* [Your goal]: Transcribe each line exactly.

* begin *

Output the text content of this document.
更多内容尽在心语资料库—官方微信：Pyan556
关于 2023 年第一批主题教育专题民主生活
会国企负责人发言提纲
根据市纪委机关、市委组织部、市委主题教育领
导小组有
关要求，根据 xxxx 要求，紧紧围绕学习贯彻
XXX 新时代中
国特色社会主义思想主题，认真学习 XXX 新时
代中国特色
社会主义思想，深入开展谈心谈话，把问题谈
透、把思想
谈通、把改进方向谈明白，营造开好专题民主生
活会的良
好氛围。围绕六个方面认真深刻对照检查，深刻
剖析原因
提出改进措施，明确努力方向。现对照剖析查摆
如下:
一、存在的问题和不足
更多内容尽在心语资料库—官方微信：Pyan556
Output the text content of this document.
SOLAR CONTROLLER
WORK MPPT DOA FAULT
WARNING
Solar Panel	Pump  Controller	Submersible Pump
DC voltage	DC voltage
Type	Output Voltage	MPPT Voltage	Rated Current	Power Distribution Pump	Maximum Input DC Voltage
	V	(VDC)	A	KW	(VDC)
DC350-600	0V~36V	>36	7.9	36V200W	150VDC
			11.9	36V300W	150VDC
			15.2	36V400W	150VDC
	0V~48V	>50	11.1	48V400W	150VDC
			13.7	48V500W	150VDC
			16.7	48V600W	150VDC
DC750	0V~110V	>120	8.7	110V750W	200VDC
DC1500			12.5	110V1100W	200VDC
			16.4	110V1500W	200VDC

* end *

* [Answer to the problem]:
Output the text content of this document.
更多内容尽在心语资料库—官方微信：Pyan556
关于 2023 年第一批主题教育专题民主生活
会国企负责人发言提纲
根据市纪委机关、市委组织部、市委主题教育领
导小组有
关要求，根据 xxxx 要求，紧紧围绕学习贯彻
XXX 新时代中
国特色社会主义思想主题，认真学习 XXX 新时
代中国特色
社会主义思想，深入开展谈心谈话，把问题谈
透、把思想
谈通、把改进方向谈明白，营造开好专题民主生
活会的良
好氛围。围绕六个方面认真深刻对照检查，深刻
剖析原因
提出改进措施，明确努力方向。现对照剖析查摆
如下:
一、存在的问题和不足
更多内容尽在心语资料库—官方微信：Pyan556
Output the text content of this document.
SOLAR CONTROLLER
WORK MPPT DOA FAULT
WARNING
Solar Panel	Pump  Controller	Submersible Pump
DC voltage	DC voltage
Type	Output Voltage	MPPT Voltage	Rated Current	Power Distribution Pump	Maximum Input DC Voltage
	V	(VDC)	A	KW	(VDC)
DC350-600	0V~36V	>36	7.9	36V200W	150VDC
			11.9	36V300W	150VDC
			15.2	36V400W	150VDC
	0V~48V	>50	11.1	48V400W	150VDC
			13.7	48V500W	150VDC
			16.7	48V600W	150VDC
DC750	0V~110V	>120	8.7	110V750W	200VDC
DC1500			12.5	110V1100W	200VDC
			16.4	110V1500W	200VDC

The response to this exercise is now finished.